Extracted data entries
'''
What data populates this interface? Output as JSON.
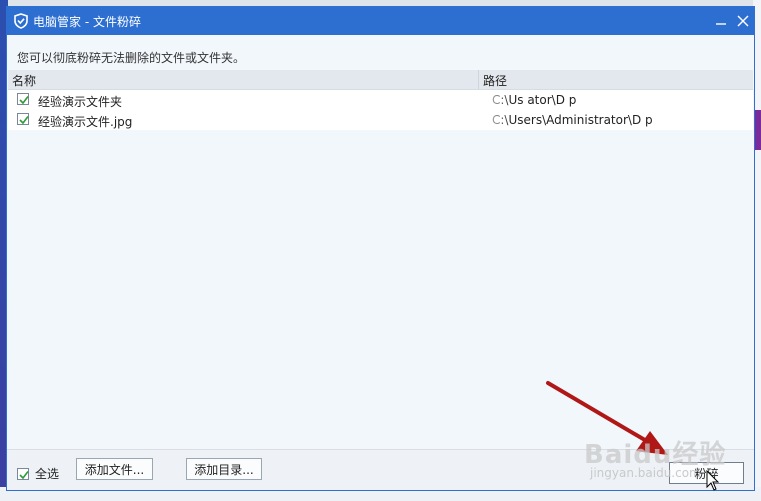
{
  "window": {
    "title": "电脑管家 - 文件粉碎",
    "minimize_icon": "minimize-icon",
    "close_icon": "close-icon"
  },
  "hint": "您可以彻底粉碎无法删除的文件或文件夹。",
  "list": {
    "columns": {
      "name": "名称",
      "path": "路径"
    },
    "rows": [
      {
        "checked": true,
        "name": "经验演示文件夹",
        "path": "C:\\Us            ator\\D        p"
      },
      {
        "checked": true,
        "name": "经验演示文件.jpg",
        "path": "C:\\Users\\Administrator\\D       p"
      }
    ]
  },
  "footer": {
    "select_all_checked": true,
    "select_all_label": "全选",
    "add_file_label": "添加文件...",
    "add_dir_label": "添加目录...",
    "shred_label": "粉碎"
  },
  "watermark": {
    "main": "Baidu经验",
    "sub": "jingyan.baidu.com"
  },
  "colors": {
    "titlebar": "#2d6fd1",
    "dialog_bg": "#f2f7fc",
    "checkmark": "#2e9b3a",
    "annotation_arrow": "#b01818"
  }
}
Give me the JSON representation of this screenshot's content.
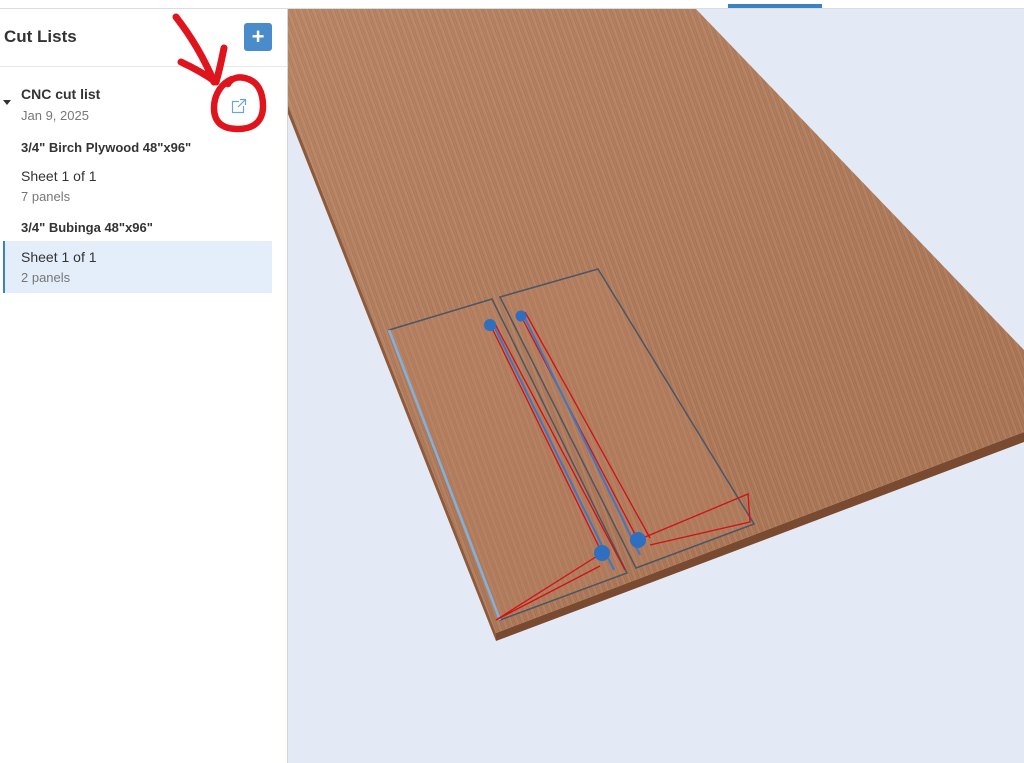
{
  "sidebar": {
    "title": "Cut Lists",
    "add_button_label": "+",
    "cut_list": {
      "name": "CNC cut list",
      "date": "Jan 9, 2025"
    },
    "materials": [
      {
        "title": "3/4\" Birch Plywood 48\"x96\"",
        "sheets": [
          {
            "name": "Sheet 1 of 1",
            "panels": "7 panels",
            "selected": false
          }
        ]
      },
      {
        "title": "3/4\" Bubinga 48\"x96\"",
        "sheets": [
          {
            "name": "Sheet 1 of 1",
            "panels": "2 panels",
            "selected": true
          }
        ]
      }
    ]
  },
  "colors": {
    "accent": "#4a8ccb",
    "selected_bg": "#e4eefa",
    "annotation": "#e0141c",
    "wood": "#b07a58",
    "viewport_bg": "#e4eaf5"
  },
  "icons": {
    "add": "plus-icon",
    "open": "external-link-icon",
    "expand": "caret-down-icon"
  }
}
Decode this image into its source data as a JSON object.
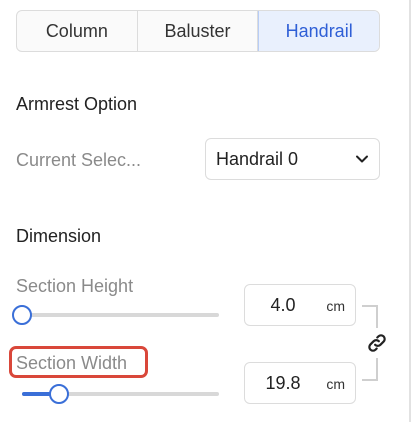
{
  "tabs": [
    {
      "label": "Column",
      "active": false
    },
    {
      "label": "Baluster",
      "active": false
    },
    {
      "label": "Handrail",
      "active": true
    }
  ],
  "armrest": {
    "heading": "Armrest Option",
    "current_label": "Current Selec...",
    "selected_value": "Handrail 0",
    "dropdown_icon": "chevron-down-icon"
  },
  "dimension": {
    "heading": "Dimension",
    "section_height": {
      "label": "Section Height",
      "value": "4.0",
      "unit": "cm",
      "slider_fraction": 0.0
    },
    "section_width": {
      "label": "Section Width",
      "value": "19.8",
      "unit": "cm",
      "slider_fraction": 0.19
    },
    "link_icon": "link-icon"
  },
  "colors": {
    "accent": "#3a6fd8",
    "active_tab_bg": "#e9f0fd",
    "highlight": "#d9473a"
  }
}
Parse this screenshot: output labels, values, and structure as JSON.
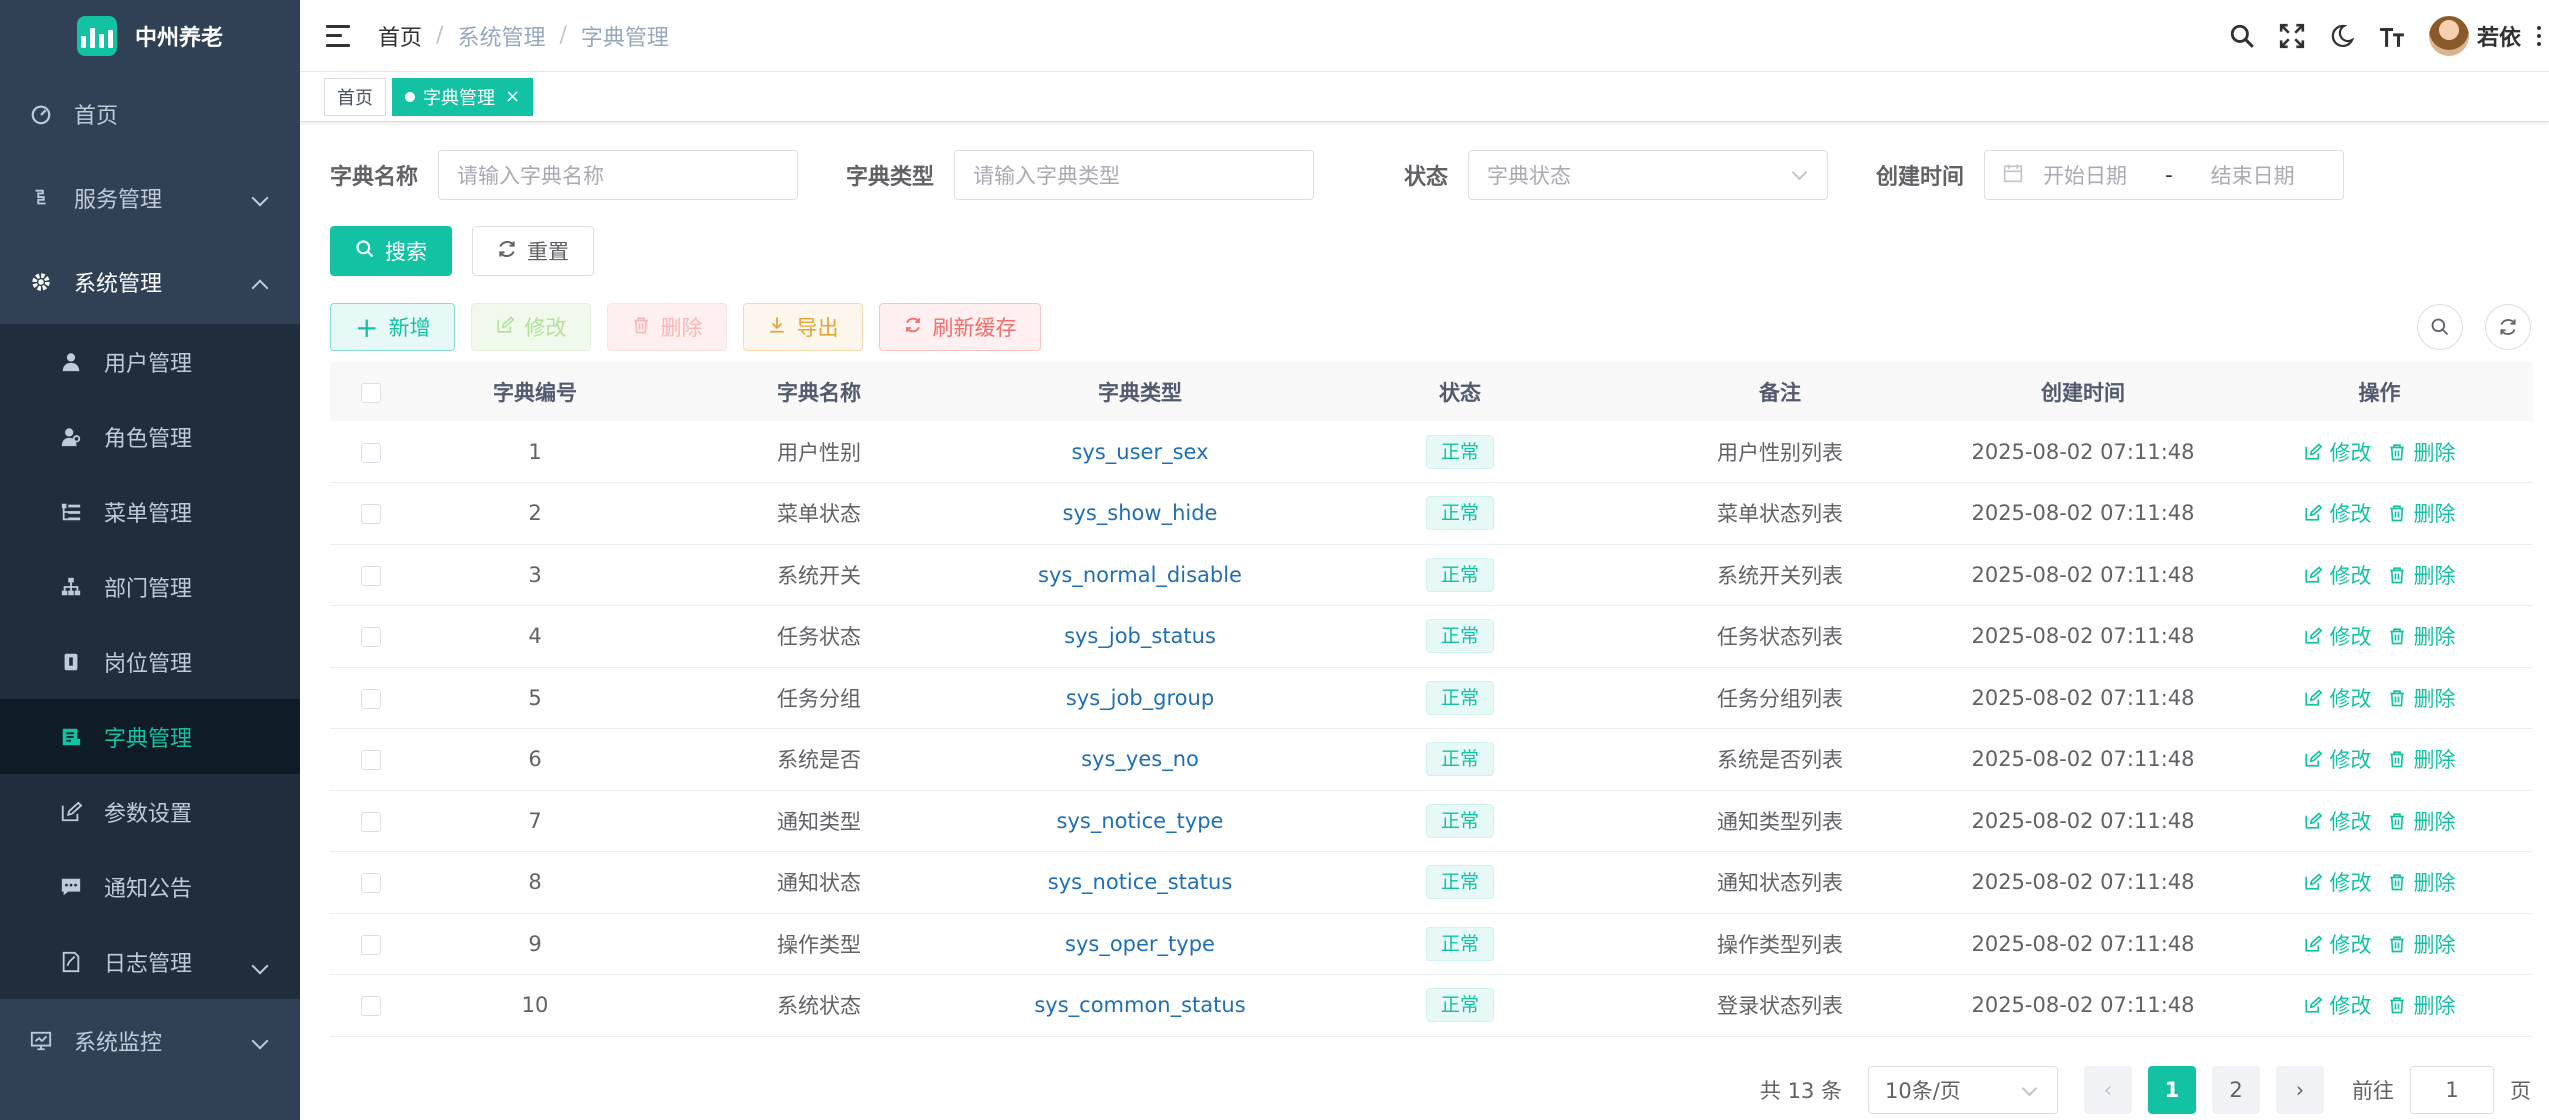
{
  "app": {
    "name": "中州养老"
  },
  "sidebar": {
    "items": [
      {
        "label": "首页",
        "icon": "dashboard-icon"
      },
      {
        "label": "服务管理",
        "icon": "service-icon"
      },
      {
        "label": "系统管理",
        "icon": "gear-icon"
      },
      {
        "label": "系统监控",
        "icon": "monitor-icon"
      }
    ],
    "sub_items": [
      {
        "label": "用户管理",
        "icon": "user-icon"
      },
      {
        "label": "角色管理",
        "icon": "role-icon"
      },
      {
        "label": "菜单管理",
        "icon": "menu-tree-icon"
      },
      {
        "label": "部门管理",
        "icon": "org-chart-icon"
      },
      {
        "label": "岗位管理",
        "icon": "post-icon"
      },
      {
        "label": "字典管理",
        "icon": "dictionary-icon"
      },
      {
        "label": "参数设置",
        "icon": "edit-icon"
      },
      {
        "label": "通知公告",
        "icon": "message-icon"
      },
      {
        "label": "日志管理",
        "icon": "log-icon"
      }
    ]
  },
  "navbar": {
    "breadcrumb": [
      "首页",
      "系统管理",
      "字典管理"
    ],
    "user_name": "若依",
    "icons": [
      "search-icon",
      "fullscreen-icon",
      "moon-icon",
      "font-size-icon"
    ]
  },
  "tags": [
    {
      "label": "首页"
    },
    {
      "label": "字典管理"
    }
  ],
  "search_form": {
    "dict_name_label": "字典名称",
    "dict_name_placeholder": "请输入字典名称",
    "dict_type_label": "字典类型",
    "dict_type_placeholder": "请输入字典类型",
    "status_label": "状态",
    "status_placeholder": "字典状态",
    "create_time_label": "创建时间",
    "start_placeholder": "开始日期",
    "range_sep": "-",
    "end_placeholder": "结束日期",
    "search_button": "搜索",
    "reset_button": "重置"
  },
  "toolbar": {
    "add": "新增",
    "edit": "修改",
    "delete": "删除",
    "export": "导出",
    "refresh_cache": "刷新缓存"
  },
  "table": {
    "columns": [
      "字典编号",
      "字典名称",
      "字典类型",
      "状态",
      "备注",
      "创建时间",
      "操作"
    ],
    "edit_label": "修改",
    "delete_label": "删除",
    "rows": [
      {
        "id": "1",
        "name": "用户性别",
        "type": "sys_user_sex",
        "status": "正常",
        "remark": "用户性别列表",
        "time": "2025-08-02 07:11:48"
      },
      {
        "id": "2",
        "name": "菜单状态",
        "type": "sys_show_hide",
        "status": "正常",
        "remark": "菜单状态列表",
        "time": "2025-08-02 07:11:48"
      },
      {
        "id": "3",
        "name": "系统开关",
        "type": "sys_normal_disable",
        "status": "正常",
        "remark": "系统开关列表",
        "time": "2025-08-02 07:11:48"
      },
      {
        "id": "4",
        "name": "任务状态",
        "type": "sys_job_status",
        "status": "正常",
        "remark": "任务状态列表",
        "time": "2025-08-02 07:11:48"
      },
      {
        "id": "5",
        "name": "任务分组",
        "type": "sys_job_group",
        "status": "正常",
        "remark": "任务分组列表",
        "time": "2025-08-02 07:11:48"
      },
      {
        "id": "6",
        "name": "系统是否",
        "type": "sys_yes_no",
        "status": "正常",
        "remark": "系统是否列表",
        "time": "2025-08-02 07:11:48"
      },
      {
        "id": "7",
        "name": "通知类型",
        "type": "sys_notice_type",
        "status": "正常",
        "remark": "通知类型列表",
        "time": "2025-08-02 07:11:48"
      },
      {
        "id": "8",
        "name": "通知状态",
        "type": "sys_notice_status",
        "status": "正常",
        "remark": "通知状态列表",
        "time": "2025-08-02 07:11:48"
      },
      {
        "id": "9",
        "name": "操作类型",
        "type": "sys_oper_type",
        "status": "正常",
        "remark": "操作类型列表",
        "time": "2025-08-02 07:11:48"
      },
      {
        "id": "10",
        "name": "系统状态",
        "type": "sys_common_status",
        "status": "正常",
        "remark": "登录状态列表",
        "time": "2025-08-02 07:11:48"
      }
    ]
  },
  "pagination": {
    "total_text": "共 13 条",
    "page_size": "10条/页",
    "pages": [
      "1",
      "2"
    ],
    "prev": "‹",
    "next": "›",
    "goto_label": "前往",
    "goto_value": "1",
    "goto_suffix": "页"
  },
  "colors": {
    "primary": "#13c2a3",
    "sidebar_bg": "#304156",
    "sidebar_active_bg": "#0f1c28"
  }
}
'''
— What you need to do —
Set down all the entries exactly as they appear, but skip any pictures.

— Full answer —
What data populates this interface? Output as JSON.
{
  "window": {
    "title": "电脑管家 - 文件粉碎",
    "minimize_icon": "minimize-icon",
    "close_icon": "close-icon"
  },
  "hint": "您可以彻底粉碎无法删除的文件或文件夹。",
  "list": {
    "columns": {
      "name": "名称",
      "path": "路径"
    },
    "rows": [
      {
        "checked": true,
        "name": "经验演示文件夹",
        "path": "C:\\Us            ator\\D        p"
      },
      {
        "checked": true,
        "name": "经验演示文件.jpg",
        "path": "C:\\Users\\Administrator\\D       p"
      }
    ]
  },
  "footer": {
    "select_all_checked": true,
    "select_all_label": "全选",
    "add_file_label": "添加文件...",
    "add_dir_label": "添加目录...",
    "shred_label": "粉碎"
  },
  "watermark": {
    "main": "Baidu经验",
    "sub": "jingyan.baidu.com"
  },
  "colors": {
    "titlebar": "#2d6fd1",
    "dialog_bg": "#f2f7fc",
    "checkmark": "#2e9b3a",
    "annotation_arrow": "#b01818"
  }
}
Give me the JSON representation of this screenshot's content.
{
  "sidebar": {
    "title": "Cut Lists",
    "add_button_label": "+",
    "cut_list": {
      "name": "CNC cut list",
      "date": "Jan 9, 2025"
    },
    "materials": [
      {
        "title": "3/4\" Birch Plywood 48\"x96\"",
        "sheets": [
          {
            "name": "Sheet 1 of 1",
            "panels": "7 panels",
            "selected": false
          }
        ]
      },
      {
        "title": "3/4\" Bubinga 48\"x96\"",
        "sheets": [
          {
            "name": "Sheet 1 of 1",
            "panels": "2 panels",
            "selected": true
          }
        ]
      }
    ]
  },
  "colors": {
    "accent": "#4a8ccb",
    "selected_bg": "#e4eefa",
    "annotation": "#e0141c",
    "wood": "#b07a58",
    "viewport_bg": "#e4eaf5"
  },
  "icons": {
    "add": "plus-icon",
    "open": "external-link-icon",
    "expand": "caret-down-icon"
  }
}
Decode this image into its source data as a JSON object.
{
  "tabs": [
    {
      "label": "Column",
      "active": false
    },
    {
      "label": "Baluster",
      "active": false
    },
    {
      "label": "Handrail",
      "active": true
    }
  ],
  "armrest": {
    "heading": "Armrest Option",
    "current_label": "Current Selec...",
    "selected_value": "Handrail 0",
    "dropdown_icon": "chevron-down-icon"
  },
  "dimension": {
    "heading": "Dimension",
    "section_height": {
      "label": "Section Height",
      "value": "4.0",
      "unit": "cm",
      "slider_fraction": 0.0
    },
    "section_width": {
      "label": "Section Width",
      "value": "19.8",
      "unit": "cm",
      "slider_fraction": 0.19
    },
    "link_icon": "link-icon"
  },
  "colors": {
    "accent": "#3a6fd8",
    "active_tab_bg": "#e9f0fd",
    "highlight": "#d9473a"
  }
}
Parse this screenshot: output labels, values, and structure as JSON.
{
  "app": {
    "name": "中州养老"
  },
  "sidebar": {
    "items": [
      {
        "label": "首页",
        "icon": "dashboard-icon"
      },
      {
        "label": "服务管理",
        "icon": "service-icon"
      },
      {
        "label": "系统管理",
        "icon": "gear-icon"
      },
      {
        "label": "系统监控",
        "icon": "monitor-icon"
      }
    ],
    "sub_items": [
      {
        "label": "用户管理",
        "icon": "user-icon"
      },
      {
        "label": "角色管理",
        "icon": "role-icon"
      },
      {
        "label": "菜单管理",
        "icon": "menu-tree-icon"
      },
      {
        "label": "部门管理",
        "icon": "org-chart-icon"
      },
      {
        "label": "岗位管理",
        "icon": "post-icon"
      },
      {
        "label": "字典管理",
        "icon": "dictionary-icon"
      },
      {
        "label": "参数设置",
        "icon": "edit-icon"
      },
      {
        "label": "通知公告",
        "icon": "message-icon"
      },
      {
        "label": "日志管理",
        "icon": "log-icon"
      }
    ]
  },
  "navbar": {
    "breadcrumb": [
      "首页",
      "系统管理",
      "字典管理"
    ],
    "user_name": "若依",
    "icons": [
      "search-icon",
      "fullscreen-icon",
      "moon-icon",
      "font-size-icon"
    ]
  },
  "tags": [
    {
      "label": "首页"
    },
    {
      "label": "字典管理"
    }
  ],
  "search_form": {
    "dict_name_label": "字典名称",
    "dict_name_placeholder": "请输入字典名称",
    "dict_type_label": "字典类型",
    "dict_type_placeholder": "请输入字典类型",
    "status_label": "状态",
    "status_placeholder": "字典状态",
    "create_time_label": "创建时间",
    "start_placeholder": "开始日期",
    "range_sep": "-",
    "end_placeholder": "结束日期",
    "search_button": "搜索",
    "reset_button": "重置"
  },
  "toolbar": {
    "add": "新增",
    "edit": "修改",
    "delete": "删除",
    "export": "导出",
    "refresh_cache": "刷新缓存"
  },
  "table": {
    "columns": [
      "字典编号",
      "字典名称",
      "字典类型",
      "状态",
      "备注",
      "创建时间",
      "操作"
    ],
    "edit_label": "修改",
    "delete_label": "删除",
    "rows": [
      {
        "id": "1",
        "name": "用户性别",
        "type": "sys_user_sex",
        "status": "正常",
        "remark": "用户性别列表",
        "time": "2025-08-02 07:11:48"
      },
      {
        "id": "2",
        "name": "菜单状态",
        "type": "sys_show_hide",
        "status": "正常",
        "remark": "菜单状态列表",
        "time": "2025-08-02 07:11:48"
      },
      {
        "id": "3",
        "name": "系统开关",
        "type": "sys_normal_disable",
        "status": "正常",
        "remark": "系统开关列表",
        "time": "2025-08-02 07:11:48"
      },
      {
        "id": "4",
        "name": "任务状态",
        "type": "sys_job_status",
        "status": "正常",
        "remark": "任务状态列表",
        "time": "2025-08-02 07:11:48"
      },
      {
        "id": "5",
        "name": "任务分组",
        "type": "sys_job_group",
        "status": "正常",
        "remark": "任务分组列表",
        "time": "2025-08-02 07:11:48"
      },
      {
        "id": "6",
        "name": "系统是否",
        "type": "sys_yes_no",
        "status": "正常",
        "remark": "系统是否列表",
        "time": "2025-08-02 07:11:48"
      },
      {
        "id": "7",
        "name": "通知类型",
        "type": "sys_notice_type",
        "status": "正常",
        "remark": "通知类型列表",
        "time": "2025-08-02 07:11:48"
      },
      {
        "id": "8",
        "name": "通知状态",
        "type": "sys_notice_status",
        "status": "正常",
        "remark": "通知状态列表",
        "time": "2025-08-02 07:11:48"
      },
      {
        "id": "9",
        "name": "操作类型",
        "type": "sys_oper_type",
        "status": "正常",
        "remark": "操作类型列表",
        "time": "2025-08-02 07:11:48"
      },
      {
        "id": "10",
        "name": "系统状态",
        "type": "sys_common_status",
        "status": "正常",
        "remark": "登录状态列表",
        "time": "2025-08-02 07:11:48"
      }
    ]
  },
  "pagination": {
    "total_text": "共 13 条",
    "page_size": "10条/页",
    "pages": [
      "1",
      "2"
    ],
    "prev": "‹",
    "next": "›",
    "goto_label": "前往",
    "goto_value": "1",
    "goto_suffix": "页"
  },
  "colors": {
    "primary": "#13c2a3",
    "sidebar_bg": "#304156",
    "sidebar_active_bg": "#0f1c28"
  }
}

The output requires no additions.